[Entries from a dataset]

>>>

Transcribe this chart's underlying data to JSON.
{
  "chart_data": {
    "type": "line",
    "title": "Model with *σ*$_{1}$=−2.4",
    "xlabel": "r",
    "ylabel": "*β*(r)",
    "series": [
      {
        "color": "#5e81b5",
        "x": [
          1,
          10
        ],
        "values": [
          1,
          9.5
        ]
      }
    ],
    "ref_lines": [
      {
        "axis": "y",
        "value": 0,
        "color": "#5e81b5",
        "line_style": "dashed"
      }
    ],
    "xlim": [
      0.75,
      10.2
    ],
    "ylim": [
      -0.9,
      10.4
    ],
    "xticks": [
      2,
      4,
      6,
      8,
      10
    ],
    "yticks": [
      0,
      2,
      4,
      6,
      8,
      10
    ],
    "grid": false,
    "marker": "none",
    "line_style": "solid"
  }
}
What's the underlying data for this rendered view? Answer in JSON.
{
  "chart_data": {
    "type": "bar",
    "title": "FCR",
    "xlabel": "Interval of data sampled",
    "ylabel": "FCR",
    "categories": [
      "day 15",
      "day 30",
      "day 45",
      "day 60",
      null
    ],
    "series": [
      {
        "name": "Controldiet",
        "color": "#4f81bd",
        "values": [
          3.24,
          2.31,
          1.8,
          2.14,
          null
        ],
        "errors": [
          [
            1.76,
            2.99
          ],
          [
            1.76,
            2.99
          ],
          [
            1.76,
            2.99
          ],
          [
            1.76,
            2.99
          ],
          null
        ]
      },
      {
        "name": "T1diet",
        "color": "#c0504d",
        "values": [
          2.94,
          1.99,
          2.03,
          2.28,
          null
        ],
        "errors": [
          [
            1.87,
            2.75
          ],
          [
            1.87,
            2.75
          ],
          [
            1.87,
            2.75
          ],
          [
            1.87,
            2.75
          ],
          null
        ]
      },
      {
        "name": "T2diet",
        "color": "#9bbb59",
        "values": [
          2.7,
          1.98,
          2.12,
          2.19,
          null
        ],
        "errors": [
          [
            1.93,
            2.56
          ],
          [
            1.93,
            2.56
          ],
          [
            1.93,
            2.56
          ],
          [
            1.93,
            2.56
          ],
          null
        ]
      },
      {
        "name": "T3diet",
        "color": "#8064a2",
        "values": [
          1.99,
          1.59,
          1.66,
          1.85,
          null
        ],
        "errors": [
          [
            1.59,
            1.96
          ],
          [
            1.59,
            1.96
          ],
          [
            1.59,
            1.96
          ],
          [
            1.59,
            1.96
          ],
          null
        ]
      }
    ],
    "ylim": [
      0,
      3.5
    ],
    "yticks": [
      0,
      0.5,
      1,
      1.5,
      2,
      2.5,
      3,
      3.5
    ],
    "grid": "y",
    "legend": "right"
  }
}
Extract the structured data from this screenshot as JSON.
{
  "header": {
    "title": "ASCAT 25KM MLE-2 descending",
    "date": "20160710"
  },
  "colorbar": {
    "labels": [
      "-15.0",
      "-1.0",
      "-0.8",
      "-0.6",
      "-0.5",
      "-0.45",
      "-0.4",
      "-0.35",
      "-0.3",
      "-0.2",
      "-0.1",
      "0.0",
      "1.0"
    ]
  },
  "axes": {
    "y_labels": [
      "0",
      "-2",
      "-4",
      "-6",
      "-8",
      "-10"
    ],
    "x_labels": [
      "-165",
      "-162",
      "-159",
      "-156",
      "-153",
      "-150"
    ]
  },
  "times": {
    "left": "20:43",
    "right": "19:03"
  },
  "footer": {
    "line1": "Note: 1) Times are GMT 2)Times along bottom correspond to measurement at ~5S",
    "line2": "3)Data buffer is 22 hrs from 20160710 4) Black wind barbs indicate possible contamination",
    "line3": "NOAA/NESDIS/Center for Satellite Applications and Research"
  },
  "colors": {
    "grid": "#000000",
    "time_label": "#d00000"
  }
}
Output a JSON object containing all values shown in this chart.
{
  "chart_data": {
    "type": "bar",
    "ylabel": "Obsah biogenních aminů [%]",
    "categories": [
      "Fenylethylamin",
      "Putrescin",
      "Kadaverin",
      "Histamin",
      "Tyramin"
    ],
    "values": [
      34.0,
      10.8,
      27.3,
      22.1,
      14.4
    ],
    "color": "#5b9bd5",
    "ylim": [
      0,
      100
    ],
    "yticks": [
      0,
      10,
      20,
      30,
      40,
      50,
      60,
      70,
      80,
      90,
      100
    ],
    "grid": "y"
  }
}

<<<

Write out every record shown above, word for word.

**Output**.
Transcribe this chart's underlying data to JSON.
{
  "chart_data": {
    "type": "line",
    "title": "Model with *σ*$_{1}$=−2.4",
    "xlabel": "r",
    "ylabel": "*β*(r)",
    "series": [
      {
        "color": "#5e81b5",
        "x": [
          1,
          10
        ],
        "values": [
          1,
          9.5
        ]
      }
    ],
    "ref_lines": [
      {
        "axis": "y",
        "value": 0,
        "color": "#5e81b5",
        "line_style": "dashed"
      }
    ],
    "xlim": [
      0.75,
      10.2
    ],
    "ylim": [
      -0.9,
      10.4
    ],
    "xticks": [
      2,
      4,
      6,
      8,
      10
    ],
    "yticks": [
      0,
      2,
      4,
      6,
      8,
      10
    ],
    "grid": false,
    "marker": "none",
    "line_style": "solid"
  }
}
What's the underlying data for this rendered view? Answer in JSON.
{
  "chart_data": {
    "type": "bar",
    "title": "FCR",
    "xlabel": "Interval of data sampled",
    "ylabel": "FCR",
    "categories": [
      "day 15",
      "day 30",
      "day 45",
      "day 60",
      null
    ],
    "series": [
      {
        "name": "Controldiet",
        "color": "#4f81bd",
        "values": [
          3.24,
          2.31,
          1.8,
          2.14,
          null
        ],
        "errors": [
          [
            1.76,
            2.99
          ],
          [
            1.76,
            2.99
          ],
          [
            1.76,
            2.99
          ],
          [
            1.76,
            2.99
          ],
          null
        ]
      },
      {
        "name": "T1diet",
        "color": "#c0504d",
        "values": [
          2.94,
          1.99,
          2.03,
          2.28,
          null
        ],
        "errors": [
          [
            1.87,
            2.75
          ],
          [
            1.87,
            2.75
          ],
          [
            1.87,
            2.75
          ],
          [
            1.87,
            2.75
          ],
          null
        ]
      },
      {
        "name": "T2diet",
        "color": "#9bbb59",
        "values": [
          2.7,
          1.98,
          2.12,
          2.19,
          null
        ],
        "errors": [
          [
            1.93,
            2.56
          ],
          [
            1.93,
            2.56
          ],
          [
            1.93,
            2.56
          ],
          [
            1.93,
            2.56
          ],
          null
        ]
      },
      {
        "name": "T3diet",
        "color": "#8064a2",
        "values": [
          1.99,
          1.59,
          1.66,
          1.85,
          null
        ],
        "errors": [
          [
            1.59,
            1.96
          ],
          [
            1.59,
            1.96
          ],
          [
            1.59,
            1.96
          ],
          [
            1.59,
            1.96
          ],
          null
        ]
      }
    ],
    "ylim": [
      0,
      3.5
    ],
    "yticks": [
      0,
      0.5,
      1,
      1.5,
      2,
      2.5,
      3,
      3.5
    ],
    "grid": "y",
    "legend": "right"
  }
}
Extract the structured data from this screenshot as JSON.
{
  "header": {
    "title": "ASCAT 25KM MLE-2 descending",
    "date": "20160710"
  },
  "colorbar": {
    "labels": [
      "-15.0",
      "-1.0",
      "-0.8",
      "-0.6",
      "-0.5",
      "-0.45",
      "-0.4",
      "-0.35",
      "-0.3",
      "-0.2",
      "-0.1",
      "0.0",
      "1.0"
    ]
  },
  "axes": {
    "y_labels": [
      "0",
      "-2",
      "-4",
      "-6",
      "-8",
      "-10"
    ],
    "x_labels": [
      "-165",
      "-162",
      "-159",
      "-156",
      "-153",
      "-150"
    ]
  },
  "times": {
    "left": "20:43",
    "right": "19:03"
  },
  "footer": {
    "line1": "Note: 1) Times are GMT 2)Times along bottom correspond to measurement at ~5S",
    "line2": "3)Data buffer is 22 hrs from 20160710 4) Black wind barbs indicate possible contamination",
    "line3": "NOAA/NESDIS/Center for Satellite Applications and Research"
  },
  "colors": {
    "grid": "#000000",
    "time_label": "#d00000"
  }
}
Output a JSON object containing all values shown in this chart.
{
  "chart_data": {
    "type": "bar",
    "ylabel": "Obsah biogenních aminů [%]",
    "categories": [
      "Fenylethylamin",
      "Putrescin",
      "Kadaverin",
      "Histamin",
      "Tyramin"
    ],
    "values": [
      34.0,
      10.8,
      27.3,
      22.1,
      14.4
    ],
    "color": "#5b9bd5",
    "ylim": [
      0,
      100
    ],
    "yticks": [
      0,
      10,
      20,
      30,
      40,
      50,
      60,
      70,
      80,
      90,
      100
    ],
    "grid": "y"
  }
}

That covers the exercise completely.